> [DIRECTIONS]:
1. Copy word for word the passage of the Steinhaus theorem thread that begins at the words "And that's it." and stops after "a big problem.".
2. In the Steinhaus theorem thread, which problem number in Stein's Real analysis is the statement about E+F?
3. In the Steinhaus theorem thread, why does the poster stop after comparing the measures of the two sides, and what would have finished the proof?

> [SOURCE EXTRACT]:
start

Alternative proof : If E and F have positive measures then E+F contains an interval

Question

The statement is following :

$E, F$ are measurable subsets in $\mathbb{R}$ which have positive measure. Then prove that $E+F=\left\{ x+y\ :\ x\in E,\ y\in F\right\}$ contains an interval.

This is a problem 30 in Stein's Real analysis. I already read the proof of this by using convolusion which is here.(This problem is so-called Steinhaus theorem) Moreover, I proved that the previous problems number 28 and 29 in the book. My goal is applying the same technique to above one, using the technique in problem number 29 :

First, by problem number 28, $ \exists I^F$ and $I^E$ such that $$m(E\cap I^{E})\geq{\displaystyle \frac{9}{10}m(I^{E})} \text{ and } m(F\cap I^{F})\ge{\displaystyle \frac{9}{10}m(I^{F})}.$$ Let $E_{0}= E\cap I^{E}$ and $F_{0}= F\cap I^{F}$ and let $e_{0}, f_{0}$ : center of $I^{E}, I^{F}$, respectively.

Suppose $E_{0}+F_{0}$ does not contain an interval centered at $e_{0}+f_{0}$. Then $\exists a$ : small such that $E_{0}\cap(e_{0}+f_{0}+a-F_{0})=\phi$. But, $E_{0}\cup(e_{0}+f_{0}+a-F_{0})\subset I^{E}\cup(e_{0}+f_{0}+a-I^{F})$. Measure of left hand side is more than $\frac{9}{10}(m(I^{E})+m(I^{F}))$ but the measure of Right had side is slightly less than $\max(m(I^{E}),m(I^{F}))$.

And that's it. I stopped here. I can't make any contradiction. I thought that if I can make measure of $I^E and I^F$ are equal, then I prove the problem but this one is also a big problem.

Anyone can comment on this?

Answer 1

This proof uses the Lebesgue density theorem. If $e$ and $f$ are points of density of $E$ and $F$, and $\epsilon > 0$, there is $\delta > 0$ such that $m([e-\delta,e+\delta] \backslash E)/(2\delta) < \epsilon $ and $m([f-\delta,f+\delta] \backslash F)/(2 \delta) < \epsilon$.

end

> [GIVEN ENTRIES]:
start

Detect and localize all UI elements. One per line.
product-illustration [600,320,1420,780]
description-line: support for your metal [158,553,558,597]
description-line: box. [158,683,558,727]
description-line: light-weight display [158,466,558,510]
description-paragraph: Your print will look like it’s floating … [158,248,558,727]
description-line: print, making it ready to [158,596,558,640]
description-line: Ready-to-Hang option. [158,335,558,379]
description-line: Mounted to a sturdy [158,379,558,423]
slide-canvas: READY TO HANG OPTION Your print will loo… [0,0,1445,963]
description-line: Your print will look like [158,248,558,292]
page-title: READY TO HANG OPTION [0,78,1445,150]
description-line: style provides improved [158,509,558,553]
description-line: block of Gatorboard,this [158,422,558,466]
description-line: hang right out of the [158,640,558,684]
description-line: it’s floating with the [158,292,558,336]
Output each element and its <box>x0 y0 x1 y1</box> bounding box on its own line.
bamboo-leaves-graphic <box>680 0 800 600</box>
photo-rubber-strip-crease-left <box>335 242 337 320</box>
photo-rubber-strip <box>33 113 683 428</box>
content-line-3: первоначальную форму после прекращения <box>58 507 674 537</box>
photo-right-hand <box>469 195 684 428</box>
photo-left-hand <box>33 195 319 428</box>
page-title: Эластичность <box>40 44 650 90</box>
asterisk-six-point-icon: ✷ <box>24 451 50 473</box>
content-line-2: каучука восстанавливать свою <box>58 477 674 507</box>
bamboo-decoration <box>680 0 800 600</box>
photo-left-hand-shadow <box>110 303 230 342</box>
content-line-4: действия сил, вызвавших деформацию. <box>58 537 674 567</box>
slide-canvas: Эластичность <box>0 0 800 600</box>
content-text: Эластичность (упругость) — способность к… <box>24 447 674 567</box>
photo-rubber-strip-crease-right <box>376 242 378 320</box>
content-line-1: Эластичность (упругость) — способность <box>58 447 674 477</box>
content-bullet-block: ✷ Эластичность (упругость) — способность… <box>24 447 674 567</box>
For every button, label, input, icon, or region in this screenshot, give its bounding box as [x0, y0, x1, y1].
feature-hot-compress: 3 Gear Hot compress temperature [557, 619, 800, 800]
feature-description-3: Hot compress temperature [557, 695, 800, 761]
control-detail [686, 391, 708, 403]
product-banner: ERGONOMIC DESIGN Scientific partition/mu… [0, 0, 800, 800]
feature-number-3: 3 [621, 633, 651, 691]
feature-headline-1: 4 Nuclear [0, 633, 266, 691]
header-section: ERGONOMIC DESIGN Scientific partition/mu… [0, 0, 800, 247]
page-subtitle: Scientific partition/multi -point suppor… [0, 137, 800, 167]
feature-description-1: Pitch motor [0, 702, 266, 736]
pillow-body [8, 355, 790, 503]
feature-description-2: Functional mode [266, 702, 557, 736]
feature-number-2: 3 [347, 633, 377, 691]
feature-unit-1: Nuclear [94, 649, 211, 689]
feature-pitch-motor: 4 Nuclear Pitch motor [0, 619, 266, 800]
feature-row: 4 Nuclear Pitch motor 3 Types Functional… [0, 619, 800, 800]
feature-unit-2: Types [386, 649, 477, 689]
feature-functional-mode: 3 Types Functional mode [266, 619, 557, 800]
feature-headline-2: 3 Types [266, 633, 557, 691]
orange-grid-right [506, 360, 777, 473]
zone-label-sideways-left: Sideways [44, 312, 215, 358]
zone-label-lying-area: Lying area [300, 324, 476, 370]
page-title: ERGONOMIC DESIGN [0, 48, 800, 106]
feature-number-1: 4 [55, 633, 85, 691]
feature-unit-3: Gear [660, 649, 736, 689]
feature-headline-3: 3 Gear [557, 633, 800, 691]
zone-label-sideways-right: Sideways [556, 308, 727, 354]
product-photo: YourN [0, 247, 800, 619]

end

> [RESULTS OF THE TASKS]:
1.
And that's it. I stopped here. I can't make any contradiction. I thought that if I can make measure of $I^E and I^F$ are equal, then I prove the problem but this one is also a big problem.

2. Problem 30.

3. The poster stops because no contradiction can be made from that comparison. The poster thought that making the measures of I^E and I^F equal would prove the problem, but that is also a big problem.